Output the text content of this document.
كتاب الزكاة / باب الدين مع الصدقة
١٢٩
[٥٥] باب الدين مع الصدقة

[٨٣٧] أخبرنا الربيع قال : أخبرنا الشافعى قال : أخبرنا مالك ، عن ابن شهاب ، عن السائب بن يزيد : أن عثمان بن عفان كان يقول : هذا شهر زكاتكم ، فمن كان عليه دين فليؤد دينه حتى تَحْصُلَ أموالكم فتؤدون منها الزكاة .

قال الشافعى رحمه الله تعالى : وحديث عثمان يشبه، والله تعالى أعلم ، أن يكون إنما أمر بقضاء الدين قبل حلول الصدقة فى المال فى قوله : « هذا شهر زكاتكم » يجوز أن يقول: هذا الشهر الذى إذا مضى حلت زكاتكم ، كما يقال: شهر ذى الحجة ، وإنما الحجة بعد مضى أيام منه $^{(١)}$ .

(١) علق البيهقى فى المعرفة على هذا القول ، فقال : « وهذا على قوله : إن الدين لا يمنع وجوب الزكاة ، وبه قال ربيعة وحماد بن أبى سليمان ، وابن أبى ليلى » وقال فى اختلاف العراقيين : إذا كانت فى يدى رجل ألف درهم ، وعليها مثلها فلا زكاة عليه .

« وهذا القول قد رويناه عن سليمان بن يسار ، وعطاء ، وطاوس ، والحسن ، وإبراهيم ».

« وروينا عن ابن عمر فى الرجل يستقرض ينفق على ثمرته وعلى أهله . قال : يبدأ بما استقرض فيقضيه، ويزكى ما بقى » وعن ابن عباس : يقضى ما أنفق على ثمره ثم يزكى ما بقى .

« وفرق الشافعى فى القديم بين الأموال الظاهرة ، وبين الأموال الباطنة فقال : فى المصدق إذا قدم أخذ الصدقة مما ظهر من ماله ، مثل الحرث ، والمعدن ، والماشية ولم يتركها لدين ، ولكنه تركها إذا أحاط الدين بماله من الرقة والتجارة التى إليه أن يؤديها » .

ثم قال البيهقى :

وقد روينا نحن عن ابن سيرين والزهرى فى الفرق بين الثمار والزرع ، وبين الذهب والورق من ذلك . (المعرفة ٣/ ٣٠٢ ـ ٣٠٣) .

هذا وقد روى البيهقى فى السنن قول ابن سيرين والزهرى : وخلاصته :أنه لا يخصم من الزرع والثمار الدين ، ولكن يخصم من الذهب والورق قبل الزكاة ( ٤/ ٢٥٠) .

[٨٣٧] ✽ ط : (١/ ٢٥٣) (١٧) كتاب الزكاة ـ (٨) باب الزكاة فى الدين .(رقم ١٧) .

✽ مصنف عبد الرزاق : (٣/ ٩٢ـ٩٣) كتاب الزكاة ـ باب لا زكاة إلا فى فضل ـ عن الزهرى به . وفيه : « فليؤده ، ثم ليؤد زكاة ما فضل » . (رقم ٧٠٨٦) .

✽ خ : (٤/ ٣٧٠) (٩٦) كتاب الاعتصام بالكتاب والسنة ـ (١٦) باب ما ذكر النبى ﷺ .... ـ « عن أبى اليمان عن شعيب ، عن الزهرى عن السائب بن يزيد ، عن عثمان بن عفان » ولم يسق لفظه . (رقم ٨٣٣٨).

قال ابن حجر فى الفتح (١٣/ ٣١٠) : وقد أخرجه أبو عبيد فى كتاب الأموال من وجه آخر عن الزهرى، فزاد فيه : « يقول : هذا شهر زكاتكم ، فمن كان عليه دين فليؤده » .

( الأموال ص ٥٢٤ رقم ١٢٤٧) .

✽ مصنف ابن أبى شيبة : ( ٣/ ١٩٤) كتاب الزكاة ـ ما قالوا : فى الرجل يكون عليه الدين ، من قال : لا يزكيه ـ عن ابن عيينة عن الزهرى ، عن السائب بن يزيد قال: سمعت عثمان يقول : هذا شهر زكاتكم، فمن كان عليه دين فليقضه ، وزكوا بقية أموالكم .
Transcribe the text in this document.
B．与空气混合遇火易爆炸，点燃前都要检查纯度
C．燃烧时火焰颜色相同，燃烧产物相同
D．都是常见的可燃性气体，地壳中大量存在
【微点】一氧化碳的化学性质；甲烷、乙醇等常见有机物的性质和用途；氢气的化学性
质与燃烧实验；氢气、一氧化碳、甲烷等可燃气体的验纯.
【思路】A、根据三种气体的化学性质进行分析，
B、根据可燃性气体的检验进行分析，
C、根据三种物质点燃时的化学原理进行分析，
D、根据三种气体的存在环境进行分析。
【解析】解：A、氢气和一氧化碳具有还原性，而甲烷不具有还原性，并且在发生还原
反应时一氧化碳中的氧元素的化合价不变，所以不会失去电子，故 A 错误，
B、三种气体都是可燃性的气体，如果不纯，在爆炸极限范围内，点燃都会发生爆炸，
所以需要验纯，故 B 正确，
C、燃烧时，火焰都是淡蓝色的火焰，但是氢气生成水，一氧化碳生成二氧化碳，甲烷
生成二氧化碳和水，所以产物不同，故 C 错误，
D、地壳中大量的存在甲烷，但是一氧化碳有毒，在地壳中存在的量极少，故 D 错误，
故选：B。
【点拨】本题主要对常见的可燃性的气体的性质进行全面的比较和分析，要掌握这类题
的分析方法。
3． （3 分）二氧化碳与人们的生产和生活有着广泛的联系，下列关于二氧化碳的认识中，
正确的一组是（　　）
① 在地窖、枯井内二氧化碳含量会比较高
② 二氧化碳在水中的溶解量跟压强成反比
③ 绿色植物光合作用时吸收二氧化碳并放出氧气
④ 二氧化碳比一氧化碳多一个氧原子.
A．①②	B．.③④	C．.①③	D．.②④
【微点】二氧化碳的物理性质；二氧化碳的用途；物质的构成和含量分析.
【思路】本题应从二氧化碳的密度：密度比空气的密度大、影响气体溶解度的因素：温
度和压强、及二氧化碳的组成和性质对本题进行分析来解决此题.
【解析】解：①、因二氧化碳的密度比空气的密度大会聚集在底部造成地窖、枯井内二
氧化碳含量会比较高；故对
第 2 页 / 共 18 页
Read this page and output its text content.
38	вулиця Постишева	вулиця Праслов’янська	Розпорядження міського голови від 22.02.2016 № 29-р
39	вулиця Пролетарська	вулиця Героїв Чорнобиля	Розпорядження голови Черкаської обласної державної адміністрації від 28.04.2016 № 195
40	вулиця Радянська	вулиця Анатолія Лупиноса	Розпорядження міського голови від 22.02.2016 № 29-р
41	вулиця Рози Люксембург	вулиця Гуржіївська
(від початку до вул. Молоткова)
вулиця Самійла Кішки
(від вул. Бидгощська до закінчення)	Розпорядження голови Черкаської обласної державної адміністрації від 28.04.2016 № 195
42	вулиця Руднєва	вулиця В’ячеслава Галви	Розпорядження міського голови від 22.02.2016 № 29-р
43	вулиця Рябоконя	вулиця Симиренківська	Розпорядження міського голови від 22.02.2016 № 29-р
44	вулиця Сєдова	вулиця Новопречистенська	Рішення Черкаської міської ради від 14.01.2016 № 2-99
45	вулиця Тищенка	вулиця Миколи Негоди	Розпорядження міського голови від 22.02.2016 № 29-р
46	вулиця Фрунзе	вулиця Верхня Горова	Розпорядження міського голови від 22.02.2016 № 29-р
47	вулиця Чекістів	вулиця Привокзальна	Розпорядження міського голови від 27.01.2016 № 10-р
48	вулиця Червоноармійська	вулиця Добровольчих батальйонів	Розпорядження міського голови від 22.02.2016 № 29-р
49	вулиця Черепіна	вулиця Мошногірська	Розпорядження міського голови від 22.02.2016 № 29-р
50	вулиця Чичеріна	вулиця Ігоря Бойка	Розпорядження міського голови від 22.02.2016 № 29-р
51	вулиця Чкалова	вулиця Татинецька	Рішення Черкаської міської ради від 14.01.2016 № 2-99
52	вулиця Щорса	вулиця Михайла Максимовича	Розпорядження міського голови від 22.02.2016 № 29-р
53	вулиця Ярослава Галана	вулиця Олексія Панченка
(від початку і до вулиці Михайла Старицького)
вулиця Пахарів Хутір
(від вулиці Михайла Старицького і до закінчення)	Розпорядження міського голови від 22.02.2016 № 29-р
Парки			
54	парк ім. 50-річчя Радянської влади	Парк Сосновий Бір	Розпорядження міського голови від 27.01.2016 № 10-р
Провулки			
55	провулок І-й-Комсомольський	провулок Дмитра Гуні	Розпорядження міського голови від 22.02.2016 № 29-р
- - -
*WRITTEN EXERCISE*.
Above are records; say how many of their lines contain the word "закінчення", giving only the number.

*ANSWER FOR THE TASK*.
2